■ LISTING

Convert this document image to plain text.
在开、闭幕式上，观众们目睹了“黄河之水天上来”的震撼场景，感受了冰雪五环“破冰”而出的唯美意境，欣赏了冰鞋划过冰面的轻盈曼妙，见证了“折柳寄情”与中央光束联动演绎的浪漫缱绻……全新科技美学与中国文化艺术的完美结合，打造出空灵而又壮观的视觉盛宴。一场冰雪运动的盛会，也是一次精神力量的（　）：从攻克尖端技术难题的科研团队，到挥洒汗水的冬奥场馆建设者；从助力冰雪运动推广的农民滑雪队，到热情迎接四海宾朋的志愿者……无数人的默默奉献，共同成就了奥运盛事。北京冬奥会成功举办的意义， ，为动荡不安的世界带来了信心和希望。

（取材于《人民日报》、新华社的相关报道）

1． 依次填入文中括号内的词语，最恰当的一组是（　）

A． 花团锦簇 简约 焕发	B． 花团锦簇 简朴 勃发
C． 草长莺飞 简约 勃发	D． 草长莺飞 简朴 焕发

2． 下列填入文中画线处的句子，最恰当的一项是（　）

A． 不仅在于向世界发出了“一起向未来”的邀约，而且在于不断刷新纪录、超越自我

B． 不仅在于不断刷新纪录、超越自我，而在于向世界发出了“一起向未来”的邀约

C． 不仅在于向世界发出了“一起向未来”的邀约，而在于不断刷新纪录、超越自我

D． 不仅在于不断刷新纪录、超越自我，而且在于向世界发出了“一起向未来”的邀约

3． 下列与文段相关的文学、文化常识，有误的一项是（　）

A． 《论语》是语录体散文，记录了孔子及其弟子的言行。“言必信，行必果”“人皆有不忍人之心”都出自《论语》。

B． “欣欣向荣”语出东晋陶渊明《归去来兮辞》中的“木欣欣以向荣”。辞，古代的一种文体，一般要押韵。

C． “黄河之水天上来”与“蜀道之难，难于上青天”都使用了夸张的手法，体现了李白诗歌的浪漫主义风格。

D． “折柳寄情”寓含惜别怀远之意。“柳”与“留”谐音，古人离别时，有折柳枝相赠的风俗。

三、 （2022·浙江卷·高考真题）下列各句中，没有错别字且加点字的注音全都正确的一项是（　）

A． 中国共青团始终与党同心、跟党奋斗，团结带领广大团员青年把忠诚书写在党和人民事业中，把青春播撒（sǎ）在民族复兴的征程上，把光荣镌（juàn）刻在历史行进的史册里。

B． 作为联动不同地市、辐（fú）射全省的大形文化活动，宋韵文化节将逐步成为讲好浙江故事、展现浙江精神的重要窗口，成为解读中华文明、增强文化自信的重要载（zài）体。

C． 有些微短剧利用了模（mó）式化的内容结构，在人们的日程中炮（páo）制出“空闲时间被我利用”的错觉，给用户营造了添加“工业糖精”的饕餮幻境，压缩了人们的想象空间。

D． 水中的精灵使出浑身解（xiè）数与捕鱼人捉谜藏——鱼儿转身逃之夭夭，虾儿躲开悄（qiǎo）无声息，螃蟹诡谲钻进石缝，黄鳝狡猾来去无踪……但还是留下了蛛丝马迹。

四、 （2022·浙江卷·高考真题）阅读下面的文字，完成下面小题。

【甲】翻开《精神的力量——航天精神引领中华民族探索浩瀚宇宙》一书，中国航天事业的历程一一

■ WHAT TO WORK ON
Would you reproduce the material above in full, exactly as given?

■ SOLUTION TO THIS PROBLEM
Convert this document image to plain text.
在开、闭幕式上，观众们目睹了“黄河之水天上来”的震撼场景，感受了冰雪五环“破冰”而出的唯美意境，欣赏了冰鞋划过冰面的轻盈曼妙，见证了“折柳寄情”与中央光束联动演绎的浪漫缱绻……全新科技美学与中国文化艺术的完美结合，打造出空灵而又壮观的视觉盛宴。一场冰雪运动的盛会，也是一次精神力量的（　）：从攻克尖端技术难题的科研团队，到挥洒汗水的冬奥场馆建设者；从助力冰雪运动推广的农民滑雪队，到热情迎接四海宾朋的志愿者……无数人的默默奉献，共同成就了奥运盛事。北京冬奥会成功举办的意义， ，为动荡不安的世界带来了信心和希望。

（取材于《人民日报》、新华社的相关报道）

1． 依次填入文中括号内的词语，最恰当的一组是（　）

A． 花团锦簇 简约 焕发	B． 花团锦簇 简朴 勃发
C． 草长莺飞 简约 勃发	D． 草长莺飞 简朴 焕发

2． 下列填入文中画线处的句子，最恰当的一项是（　）

A． 不仅在于向世界发出了“一起向未来”的邀约，而且在于不断刷新纪录、超越自我

B． 不仅在于不断刷新纪录、超越自我，而在于向世界发出了“一起向未来”的邀约

C． 不仅在于向世界发出了“一起向未来”的邀约，而在于不断刷新纪录、超越自我

D． 不仅在于不断刷新纪录、超越自我，而且在于向世界发出了“一起向未来”的邀约

3． 下列与文段相关的文学、文化常识，有误的一项是（　）

A． 《论语》是语录体散文，记录了孔子及其弟子的言行。“言必信，行必果”“人皆有不忍人之心”都出自《论语》。

B． “欣欣向荣”语出东晋陶渊明《归去来兮辞》中的“木欣欣以向荣”。辞，古代的一种文体，一般要押韵。

C． “黄河之水天上来”与“蜀道之难，难于上青天”都使用了夸张的手法，体现了李白诗歌的浪漫主义风格。

D． “折柳寄情”寓含惜别怀远之意。“柳”与“留”谐音，古人离别时，有折柳枝相赠的风俗。

三、 （2022·浙江卷·高考真题）下列各句中，没有错别字且加点字的注音全都正确的一项是（　）

A． 中国共青团始终与党同心、跟党奋斗，团结带领广大团员青年把忠诚书写在党和人民事业中，把青春播撒（sǎ）在民族复兴的征程上，把光荣镌（juàn）刻在历史行进的史册里。

B． 作为联动不同地市、辐（fú）射全省的大形文化活动，宋韵文化节将逐步成为讲好浙江故事、展现浙江精神的重要窗口，成为解读中华文明、增强文化自信的重要载（zài）体。

C． 有些微短剧利用了模（mó）式化的内容结构，在人们的日程中炮（páo）制出“空闲时间被我利用”的错觉，给用户营造了添加“工业糖精”的饕餮幻境，压缩了人们的想象空间。

D． 水中的精灵使出浑身解（xiè）数与捕鱼人捉谜藏——鱼儿转身逃之夭夭，虾儿躲开悄（qiǎo）无声息，螃蟹诡谲钻进石缝，黄鳝狡猾来去无踪……但还是留下了蛛丝马迹。

四、 （2022·浙江卷·高考真题）阅读下面的文字，完成下面小题。

【甲】翻开《精神的力量——航天精神引领中华民族探索浩瀚宇宙》一书，中国航天事业的历程一一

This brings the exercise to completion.